| Goal |
Extract every entry word for word.

| Supplied data |
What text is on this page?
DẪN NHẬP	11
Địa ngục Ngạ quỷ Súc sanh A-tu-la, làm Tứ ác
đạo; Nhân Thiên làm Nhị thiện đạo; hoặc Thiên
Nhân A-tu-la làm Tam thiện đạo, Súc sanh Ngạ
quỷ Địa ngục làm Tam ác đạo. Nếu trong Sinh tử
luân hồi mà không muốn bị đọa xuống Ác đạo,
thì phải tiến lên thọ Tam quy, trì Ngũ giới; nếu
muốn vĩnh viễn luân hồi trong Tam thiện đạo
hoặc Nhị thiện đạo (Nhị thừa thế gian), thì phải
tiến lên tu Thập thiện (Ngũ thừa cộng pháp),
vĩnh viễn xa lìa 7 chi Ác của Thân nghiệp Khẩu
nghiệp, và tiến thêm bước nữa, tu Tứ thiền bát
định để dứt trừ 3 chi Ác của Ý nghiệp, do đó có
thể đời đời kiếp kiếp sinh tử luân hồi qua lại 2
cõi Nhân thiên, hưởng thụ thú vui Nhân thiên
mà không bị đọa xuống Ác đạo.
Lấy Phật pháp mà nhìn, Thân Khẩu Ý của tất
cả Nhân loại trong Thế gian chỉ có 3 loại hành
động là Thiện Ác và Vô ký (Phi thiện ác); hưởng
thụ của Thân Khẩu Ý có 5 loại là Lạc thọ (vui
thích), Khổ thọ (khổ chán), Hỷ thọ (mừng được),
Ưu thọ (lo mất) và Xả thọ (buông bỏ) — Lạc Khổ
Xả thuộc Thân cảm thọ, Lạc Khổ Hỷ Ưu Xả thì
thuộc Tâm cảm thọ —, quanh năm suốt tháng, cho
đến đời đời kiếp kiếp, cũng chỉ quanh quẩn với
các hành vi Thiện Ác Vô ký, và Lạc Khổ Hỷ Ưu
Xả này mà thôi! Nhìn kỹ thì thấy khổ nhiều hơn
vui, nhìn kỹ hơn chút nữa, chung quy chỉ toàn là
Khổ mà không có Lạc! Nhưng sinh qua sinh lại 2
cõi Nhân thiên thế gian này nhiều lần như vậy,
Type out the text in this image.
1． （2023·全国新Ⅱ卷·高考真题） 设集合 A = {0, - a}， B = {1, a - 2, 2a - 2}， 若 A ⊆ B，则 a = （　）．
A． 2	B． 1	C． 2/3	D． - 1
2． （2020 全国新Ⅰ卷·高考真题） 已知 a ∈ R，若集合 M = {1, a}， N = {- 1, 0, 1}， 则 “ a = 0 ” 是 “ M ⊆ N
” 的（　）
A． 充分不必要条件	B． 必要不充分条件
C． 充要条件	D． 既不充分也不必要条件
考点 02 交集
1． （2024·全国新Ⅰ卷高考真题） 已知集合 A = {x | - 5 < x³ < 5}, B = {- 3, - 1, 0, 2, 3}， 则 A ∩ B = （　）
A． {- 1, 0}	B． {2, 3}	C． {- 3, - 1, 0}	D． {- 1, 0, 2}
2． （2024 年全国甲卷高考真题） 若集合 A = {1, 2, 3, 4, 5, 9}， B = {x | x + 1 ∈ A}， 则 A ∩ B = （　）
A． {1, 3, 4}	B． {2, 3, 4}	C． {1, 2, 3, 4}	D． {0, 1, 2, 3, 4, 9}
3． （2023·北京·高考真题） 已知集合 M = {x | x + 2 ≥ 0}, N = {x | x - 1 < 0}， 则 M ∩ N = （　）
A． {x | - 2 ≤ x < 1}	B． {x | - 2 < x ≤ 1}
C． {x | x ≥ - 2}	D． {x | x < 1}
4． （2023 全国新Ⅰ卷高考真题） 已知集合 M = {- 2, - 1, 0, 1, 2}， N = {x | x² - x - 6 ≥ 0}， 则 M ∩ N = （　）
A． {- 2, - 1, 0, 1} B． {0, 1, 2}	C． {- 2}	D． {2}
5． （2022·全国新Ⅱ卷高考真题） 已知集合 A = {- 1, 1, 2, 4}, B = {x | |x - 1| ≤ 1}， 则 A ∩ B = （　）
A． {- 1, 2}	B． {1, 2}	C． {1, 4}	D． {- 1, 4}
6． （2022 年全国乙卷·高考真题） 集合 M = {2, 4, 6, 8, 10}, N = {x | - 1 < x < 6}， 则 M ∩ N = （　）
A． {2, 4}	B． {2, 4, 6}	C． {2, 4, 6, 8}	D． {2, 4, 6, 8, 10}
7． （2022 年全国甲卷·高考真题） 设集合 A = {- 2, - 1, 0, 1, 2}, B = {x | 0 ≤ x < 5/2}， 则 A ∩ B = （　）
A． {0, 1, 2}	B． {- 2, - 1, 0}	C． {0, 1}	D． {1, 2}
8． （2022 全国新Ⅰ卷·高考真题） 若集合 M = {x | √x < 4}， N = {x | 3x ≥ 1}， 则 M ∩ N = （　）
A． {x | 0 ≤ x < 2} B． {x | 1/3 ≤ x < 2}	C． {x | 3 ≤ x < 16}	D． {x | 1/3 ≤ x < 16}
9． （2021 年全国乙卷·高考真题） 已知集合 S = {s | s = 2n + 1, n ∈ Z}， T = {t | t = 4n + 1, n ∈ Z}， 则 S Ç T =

| Answer |
What text is on this page?
DẪN NHẬP	11
Địa ngục Ngạ quỷ Súc sanh A-tu-la, làm Tứ ác
đạo; Nhân Thiên làm Nhị thiện đạo; hoặc Thiên
Nhân A-tu-la làm Tam thiện đạo, Súc sanh Ngạ
quỷ Địa ngục làm Tam ác đạo. Nếu trong Sinh tử
luân hồi mà không muốn bị đọa xuống Ác đạo,
thì phải tiến lên thọ Tam quy, trì Ngũ giới; nếu
muốn vĩnh viễn luân hồi trong Tam thiện đạo
hoặc Nhị thiện đạo (Nhị thừa thế gian), thì phải
tiến lên tu Thập thiện (Ngũ thừa cộng pháp),
vĩnh viễn xa lìa 7 chi Ác của Thân nghiệp Khẩu
nghiệp, và tiến thêm bước nữa, tu Tứ thiền bát
định để dứt trừ 3 chi Ác của Ý nghiệp, do đó có
thể đời đời kiếp kiếp sinh tử luân hồi qua lại 2
cõi Nhân thiên, hưởng thụ thú vui Nhân thiên
mà không bị đọa xuống Ác đạo.
Lấy Phật pháp mà nhìn, Thân Khẩu Ý của tất
cả Nhân loại trong Thế gian chỉ có 3 loại hành
động là Thiện Ác và Vô ký (Phi thiện ác); hưởng
thụ của Thân Khẩu Ý có 5 loại là Lạc thọ (vui
thích), Khổ thọ (khổ chán), Hỷ thọ (mừng được),
Ưu thọ (lo mất) và Xả thọ (buông bỏ) — Lạc Khổ
Xả thuộc Thân cảm thọ, Lạc Khổ Hỷ Ưu Xả thì
thuộc Tâm cảm thọ —, quanh năm suốt tháng, cho
đến đời đời kiếp kiếp, cũng chỉ quanh quẩn với
các hành vi Thiện Ác Vô ký, và Lạc Khổ Hỷ Ưu
Xả này mà thôi! Nhìn kỹ thì thấy khổ nhiều hơn
vui, nhìn kỹ hơn chút nữa, chung quy chỉ toàn là
Khổ mà không có Lạc! Nhưng sinh qua sinh lại 2
cõi Nhân thiên thế gian này nhiều lần như vậy,
Type out the text in this image.
1． （2023·全国新Ⅱ卷·高考真题） 设集合 A = {0, - a}， B = {1, a - 2, 2a - 2}， 若 A ⊆ B，则 a = （　）．
A． 2	B． 1	C． 2/3	D． - 1
2． （2020 全国新Ⅰ卷·高考真题） 已知 a ∈ R，若集合 M = {1, a}， N = {- 1, 0, 1}， 则 “ a = 0 ” 是 “ M ⊆ N
” 的（　）
A． 充分不必要条件	B． 必要不充分条件
C． 充要条件	D． 既不充分也不必要条件
考点 02 交集
1． （2024·全国新Ⅰ卷高考真题） 已知集合 A = {x | - 5 < x³ < 5}, B = {- 3, - 1, 0, 2, 3}， 则 A ∩ B = （　）
A． {- 1, 0}	B． {2, 3}	C． {- 3, - 1, 0}	D． {- 1, 0, 2}
2． （2024 年全国甲卷高考真题） 若集合 A = {1, 2, 3, 4, 5, 9}， B = {x | x + 1 ∈ A}， 则 A ∩ B = （　）
A． {1, 3, 4}	B． {2, 3, 4}	C． {1, 2, 3, 4}	D． {0, 1, 2, 3, 4, 9}
3． （2023·北京·高考真题） 已知集合 M = {x | x + 2 ≥ 0}, N = {x | x - 1 < 0}， 则 M ∩ N = （　）
A． {x | - 2 ≤ x < 1}	B． {x | - 2 < x ≤ 1}
C． {x | x ≥ - 2}	D． {x | x < 1}
4． （2023 全国新Ⅰ卷高考真题） 已知集合 M = {- 2, - 1, 0, 1, 2}， N = {x | x² - x - 6 ≥ 0}， 则 M ∩ N = （　）
A． {- 2, - 1, 0, 1} B． {0, 1, 2}	C． {- 2}	D． {2}
5． （2022·全国新Ⅱ卷高考真题） 已知集合 A = {- 1, 1, 2, 4}, B = {x | |x - 1| ≤ 1}， 则 A ∩ B = （　）
A． {- 1, 2}	B． {1, 2}	C． {1, 4}	D． {- 1, 4}
6． （2022 年全国乙卷·高考真题） 集合 M = {2, 4, 6, 8, 10}, N = {x | - 1 < x < 6}， 则 M ∩ N = （　）
A． {2, 4}	B． {2, 4, 6}	C． {2, 4, 6, 8}	D． {2, 4, 6, 8, 10}
7． （2022 年全国甲卷·高考真题） 设集合 A = {- 2, - 1, 0, 1, 2}, B = {x | 0 ≤ x < 5/2}， 则 A ∩ B = （　）
A． {0, 1, 2}	B． {- 2, - 1, 0}	C． {0, 1}	D． {1, 2}
8． （2022 全国新Ⅰ卷·高考真题） 若集合 M = {x | √x < 4}， N = {x | 3x ≥ 1}， 则 M ∩ N = （　）
A． {x | 0 ≤ x < 2} B． {x | 1/3 ≤ x < 2}	C． {x | 3 ≤ x < 16}	D． {x | 1/3 ≤ x < 16}
9． （2021 年全国乙卷·高考真题） 已知集合 S = {s | s = 2n + 1, n ∈ Z}， T = {t | t = 4n + 1, n ∈ Z}， 则 S Ç T =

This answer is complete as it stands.